>> begin

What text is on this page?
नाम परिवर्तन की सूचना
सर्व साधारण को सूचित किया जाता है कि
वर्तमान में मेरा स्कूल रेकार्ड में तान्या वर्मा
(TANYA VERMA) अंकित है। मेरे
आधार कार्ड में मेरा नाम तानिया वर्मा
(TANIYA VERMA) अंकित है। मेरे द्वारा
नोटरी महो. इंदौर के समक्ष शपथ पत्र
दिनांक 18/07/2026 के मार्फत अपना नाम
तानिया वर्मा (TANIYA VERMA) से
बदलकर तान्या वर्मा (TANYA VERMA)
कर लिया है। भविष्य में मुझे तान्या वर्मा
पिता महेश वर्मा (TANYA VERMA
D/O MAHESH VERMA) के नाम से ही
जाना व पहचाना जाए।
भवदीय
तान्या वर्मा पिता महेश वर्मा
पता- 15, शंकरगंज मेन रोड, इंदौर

>> end

# To do:
State how many lines of the records hold the string "TANIYA", and nothing else.

# Task result:
2